--- Start Dataset entries ---
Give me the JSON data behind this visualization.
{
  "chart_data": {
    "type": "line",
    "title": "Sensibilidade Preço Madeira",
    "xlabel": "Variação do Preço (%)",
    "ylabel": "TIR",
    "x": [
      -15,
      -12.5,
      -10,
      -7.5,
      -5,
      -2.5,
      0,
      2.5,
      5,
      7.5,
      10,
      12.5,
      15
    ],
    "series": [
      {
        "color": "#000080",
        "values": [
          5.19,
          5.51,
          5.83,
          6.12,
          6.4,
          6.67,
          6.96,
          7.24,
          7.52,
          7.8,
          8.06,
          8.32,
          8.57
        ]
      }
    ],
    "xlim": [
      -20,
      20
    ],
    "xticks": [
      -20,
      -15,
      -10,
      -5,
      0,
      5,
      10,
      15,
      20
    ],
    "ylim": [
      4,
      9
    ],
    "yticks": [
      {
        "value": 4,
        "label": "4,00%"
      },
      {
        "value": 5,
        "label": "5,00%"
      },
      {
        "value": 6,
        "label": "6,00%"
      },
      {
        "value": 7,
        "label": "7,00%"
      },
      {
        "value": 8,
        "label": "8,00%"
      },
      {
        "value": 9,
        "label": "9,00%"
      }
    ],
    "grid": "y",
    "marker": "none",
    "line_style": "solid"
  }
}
--- End Dataset entries ---
--- Start Dataset entries ---
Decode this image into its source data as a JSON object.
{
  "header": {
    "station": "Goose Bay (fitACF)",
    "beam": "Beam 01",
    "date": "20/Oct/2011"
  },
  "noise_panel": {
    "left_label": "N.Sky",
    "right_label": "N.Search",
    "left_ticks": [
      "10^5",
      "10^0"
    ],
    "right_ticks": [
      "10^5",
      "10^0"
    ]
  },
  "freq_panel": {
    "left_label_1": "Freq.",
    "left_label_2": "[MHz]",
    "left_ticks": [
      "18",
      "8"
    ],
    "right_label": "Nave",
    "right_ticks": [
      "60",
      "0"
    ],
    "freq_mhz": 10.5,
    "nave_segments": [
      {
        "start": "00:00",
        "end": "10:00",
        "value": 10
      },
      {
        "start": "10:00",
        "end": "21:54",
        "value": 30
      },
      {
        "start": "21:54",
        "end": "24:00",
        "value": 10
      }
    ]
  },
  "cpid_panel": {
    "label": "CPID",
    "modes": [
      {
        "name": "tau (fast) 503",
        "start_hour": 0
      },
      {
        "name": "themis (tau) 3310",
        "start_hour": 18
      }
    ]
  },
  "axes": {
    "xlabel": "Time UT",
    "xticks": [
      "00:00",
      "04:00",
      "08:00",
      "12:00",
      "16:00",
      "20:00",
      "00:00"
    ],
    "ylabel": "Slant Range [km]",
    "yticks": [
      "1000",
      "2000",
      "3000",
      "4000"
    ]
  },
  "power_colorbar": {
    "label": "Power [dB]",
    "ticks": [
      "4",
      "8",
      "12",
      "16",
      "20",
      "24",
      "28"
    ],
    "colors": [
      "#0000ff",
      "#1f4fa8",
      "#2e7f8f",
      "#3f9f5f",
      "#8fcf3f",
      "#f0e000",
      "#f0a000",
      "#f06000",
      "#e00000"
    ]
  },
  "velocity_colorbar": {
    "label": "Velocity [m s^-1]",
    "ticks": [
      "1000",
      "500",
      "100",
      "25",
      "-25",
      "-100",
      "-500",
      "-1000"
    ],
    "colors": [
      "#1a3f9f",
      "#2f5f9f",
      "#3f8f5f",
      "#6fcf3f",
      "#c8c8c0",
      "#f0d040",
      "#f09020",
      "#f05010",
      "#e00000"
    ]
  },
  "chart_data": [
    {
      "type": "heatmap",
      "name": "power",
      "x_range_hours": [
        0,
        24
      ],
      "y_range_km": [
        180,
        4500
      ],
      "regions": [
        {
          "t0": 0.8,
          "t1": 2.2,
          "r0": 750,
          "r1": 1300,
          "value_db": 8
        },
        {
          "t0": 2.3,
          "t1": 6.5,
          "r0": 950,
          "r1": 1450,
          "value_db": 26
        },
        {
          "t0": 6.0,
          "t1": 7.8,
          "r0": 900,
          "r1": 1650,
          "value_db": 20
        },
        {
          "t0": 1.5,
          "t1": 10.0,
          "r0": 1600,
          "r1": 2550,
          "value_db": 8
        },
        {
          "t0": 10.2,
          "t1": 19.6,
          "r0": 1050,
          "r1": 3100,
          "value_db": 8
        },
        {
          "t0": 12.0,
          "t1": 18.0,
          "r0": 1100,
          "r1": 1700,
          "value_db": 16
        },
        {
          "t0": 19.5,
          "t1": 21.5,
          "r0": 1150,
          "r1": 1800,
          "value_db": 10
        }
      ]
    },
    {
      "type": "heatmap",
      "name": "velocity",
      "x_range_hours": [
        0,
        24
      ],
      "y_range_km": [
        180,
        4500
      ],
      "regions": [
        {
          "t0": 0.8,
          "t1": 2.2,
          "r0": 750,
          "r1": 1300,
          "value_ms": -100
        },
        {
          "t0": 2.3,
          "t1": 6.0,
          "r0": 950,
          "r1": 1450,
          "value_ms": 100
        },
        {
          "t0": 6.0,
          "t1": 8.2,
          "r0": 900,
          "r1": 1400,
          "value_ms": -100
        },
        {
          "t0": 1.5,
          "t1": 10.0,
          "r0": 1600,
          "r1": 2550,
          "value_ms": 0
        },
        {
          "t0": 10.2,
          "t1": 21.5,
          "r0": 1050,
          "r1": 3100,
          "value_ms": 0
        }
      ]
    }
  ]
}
--- End Dataset entries ---
Goal of the exercise:
Copy every line above that includes the string "name".

Task solution:
        "name": "tau (fast) 503",
        "name": "themis (tau) 3310",
      "name": "power",
      "name": "velocity",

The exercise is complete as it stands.